Direction: Each line of the data that includes the string "marker" is to be copied out.

===== Supplied information =====

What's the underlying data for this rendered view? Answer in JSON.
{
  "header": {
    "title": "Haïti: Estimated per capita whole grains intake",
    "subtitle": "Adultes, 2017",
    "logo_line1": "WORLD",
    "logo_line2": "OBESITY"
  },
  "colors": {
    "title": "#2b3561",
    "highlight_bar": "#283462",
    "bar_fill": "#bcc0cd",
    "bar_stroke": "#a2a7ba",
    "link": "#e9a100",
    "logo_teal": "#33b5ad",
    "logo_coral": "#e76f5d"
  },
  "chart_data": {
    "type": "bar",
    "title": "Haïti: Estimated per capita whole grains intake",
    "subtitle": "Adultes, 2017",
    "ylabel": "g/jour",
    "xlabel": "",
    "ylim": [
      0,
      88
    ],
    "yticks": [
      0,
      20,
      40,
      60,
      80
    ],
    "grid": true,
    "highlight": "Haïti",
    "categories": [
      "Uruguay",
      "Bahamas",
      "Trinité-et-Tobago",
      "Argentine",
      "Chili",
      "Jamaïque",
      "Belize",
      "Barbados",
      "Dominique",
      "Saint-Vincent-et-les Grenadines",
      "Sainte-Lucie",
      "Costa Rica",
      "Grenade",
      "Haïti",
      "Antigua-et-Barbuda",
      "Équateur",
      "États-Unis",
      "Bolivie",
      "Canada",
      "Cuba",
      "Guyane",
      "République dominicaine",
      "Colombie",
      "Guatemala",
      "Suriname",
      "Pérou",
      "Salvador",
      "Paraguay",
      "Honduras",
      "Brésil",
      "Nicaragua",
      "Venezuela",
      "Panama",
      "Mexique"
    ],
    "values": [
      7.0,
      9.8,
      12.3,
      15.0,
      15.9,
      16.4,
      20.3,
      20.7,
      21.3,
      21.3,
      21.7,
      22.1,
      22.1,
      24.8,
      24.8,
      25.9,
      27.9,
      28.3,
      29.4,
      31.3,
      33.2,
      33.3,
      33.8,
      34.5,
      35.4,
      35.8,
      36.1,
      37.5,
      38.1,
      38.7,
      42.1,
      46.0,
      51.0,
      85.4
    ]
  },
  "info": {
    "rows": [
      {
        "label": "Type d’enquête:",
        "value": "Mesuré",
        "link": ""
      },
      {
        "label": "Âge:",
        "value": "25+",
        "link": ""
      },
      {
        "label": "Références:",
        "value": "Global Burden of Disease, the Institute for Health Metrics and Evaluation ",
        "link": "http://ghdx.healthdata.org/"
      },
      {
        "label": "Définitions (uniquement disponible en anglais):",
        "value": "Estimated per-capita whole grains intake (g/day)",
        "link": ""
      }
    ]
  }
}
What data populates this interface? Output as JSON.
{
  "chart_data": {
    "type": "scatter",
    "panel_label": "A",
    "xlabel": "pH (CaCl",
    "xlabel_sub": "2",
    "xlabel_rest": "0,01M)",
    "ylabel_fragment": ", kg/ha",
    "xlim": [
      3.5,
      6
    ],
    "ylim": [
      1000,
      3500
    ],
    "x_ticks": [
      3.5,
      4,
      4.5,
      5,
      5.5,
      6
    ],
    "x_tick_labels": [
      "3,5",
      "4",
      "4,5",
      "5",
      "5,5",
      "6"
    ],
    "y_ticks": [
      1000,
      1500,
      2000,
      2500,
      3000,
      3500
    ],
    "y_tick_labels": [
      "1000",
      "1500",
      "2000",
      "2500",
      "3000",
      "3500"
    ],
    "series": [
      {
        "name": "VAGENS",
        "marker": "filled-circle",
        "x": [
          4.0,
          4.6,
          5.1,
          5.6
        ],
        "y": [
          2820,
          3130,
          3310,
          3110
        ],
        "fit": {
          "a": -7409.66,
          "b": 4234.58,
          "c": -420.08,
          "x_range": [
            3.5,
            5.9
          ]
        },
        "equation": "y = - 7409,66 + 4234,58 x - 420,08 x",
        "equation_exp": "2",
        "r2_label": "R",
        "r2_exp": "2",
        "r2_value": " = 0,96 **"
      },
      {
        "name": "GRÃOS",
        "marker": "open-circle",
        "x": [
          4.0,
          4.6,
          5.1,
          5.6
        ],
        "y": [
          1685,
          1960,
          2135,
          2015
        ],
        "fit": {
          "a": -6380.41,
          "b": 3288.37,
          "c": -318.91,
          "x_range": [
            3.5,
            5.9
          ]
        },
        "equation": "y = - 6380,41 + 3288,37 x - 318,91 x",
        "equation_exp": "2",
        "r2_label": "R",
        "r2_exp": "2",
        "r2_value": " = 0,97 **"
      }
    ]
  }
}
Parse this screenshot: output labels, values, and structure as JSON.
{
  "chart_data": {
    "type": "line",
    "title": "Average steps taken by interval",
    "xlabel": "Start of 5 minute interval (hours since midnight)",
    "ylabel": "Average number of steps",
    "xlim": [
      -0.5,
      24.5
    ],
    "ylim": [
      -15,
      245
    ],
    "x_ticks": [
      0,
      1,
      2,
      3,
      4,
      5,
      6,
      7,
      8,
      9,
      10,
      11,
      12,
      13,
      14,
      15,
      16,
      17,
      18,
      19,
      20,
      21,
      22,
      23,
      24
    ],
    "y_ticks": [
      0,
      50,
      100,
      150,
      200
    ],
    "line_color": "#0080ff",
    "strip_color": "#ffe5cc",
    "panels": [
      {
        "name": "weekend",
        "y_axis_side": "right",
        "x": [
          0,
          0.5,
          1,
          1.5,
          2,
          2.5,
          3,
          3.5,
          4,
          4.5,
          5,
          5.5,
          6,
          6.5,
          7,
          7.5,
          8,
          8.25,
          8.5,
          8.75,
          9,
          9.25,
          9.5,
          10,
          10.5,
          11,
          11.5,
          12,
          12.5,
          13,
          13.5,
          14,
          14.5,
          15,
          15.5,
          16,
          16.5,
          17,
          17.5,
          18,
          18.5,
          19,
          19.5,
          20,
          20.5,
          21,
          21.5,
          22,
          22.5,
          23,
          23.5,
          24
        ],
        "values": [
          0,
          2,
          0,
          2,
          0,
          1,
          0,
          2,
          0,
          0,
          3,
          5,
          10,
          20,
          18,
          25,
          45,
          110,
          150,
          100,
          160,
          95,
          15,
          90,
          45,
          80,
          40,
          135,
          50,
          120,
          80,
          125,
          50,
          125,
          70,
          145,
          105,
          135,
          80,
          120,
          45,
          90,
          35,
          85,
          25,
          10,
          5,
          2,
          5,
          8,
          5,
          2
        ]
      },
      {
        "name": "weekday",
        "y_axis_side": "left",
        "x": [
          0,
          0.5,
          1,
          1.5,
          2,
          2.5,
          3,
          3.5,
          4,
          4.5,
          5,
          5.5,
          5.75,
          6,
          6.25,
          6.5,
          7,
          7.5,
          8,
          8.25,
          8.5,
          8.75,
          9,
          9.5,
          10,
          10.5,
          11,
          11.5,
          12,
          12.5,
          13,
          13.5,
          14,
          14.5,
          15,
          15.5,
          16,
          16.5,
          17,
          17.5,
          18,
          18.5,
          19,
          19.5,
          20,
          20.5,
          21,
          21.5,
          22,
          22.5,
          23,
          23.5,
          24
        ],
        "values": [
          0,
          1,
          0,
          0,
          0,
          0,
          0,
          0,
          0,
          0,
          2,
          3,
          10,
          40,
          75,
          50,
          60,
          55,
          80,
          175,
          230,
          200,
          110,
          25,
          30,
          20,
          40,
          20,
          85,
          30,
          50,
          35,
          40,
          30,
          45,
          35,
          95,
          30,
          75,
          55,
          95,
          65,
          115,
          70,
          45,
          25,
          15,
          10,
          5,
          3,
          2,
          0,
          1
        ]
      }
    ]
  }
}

=====

Written answer:
        "marker": "filled-circle",
        "marker": "open-circle",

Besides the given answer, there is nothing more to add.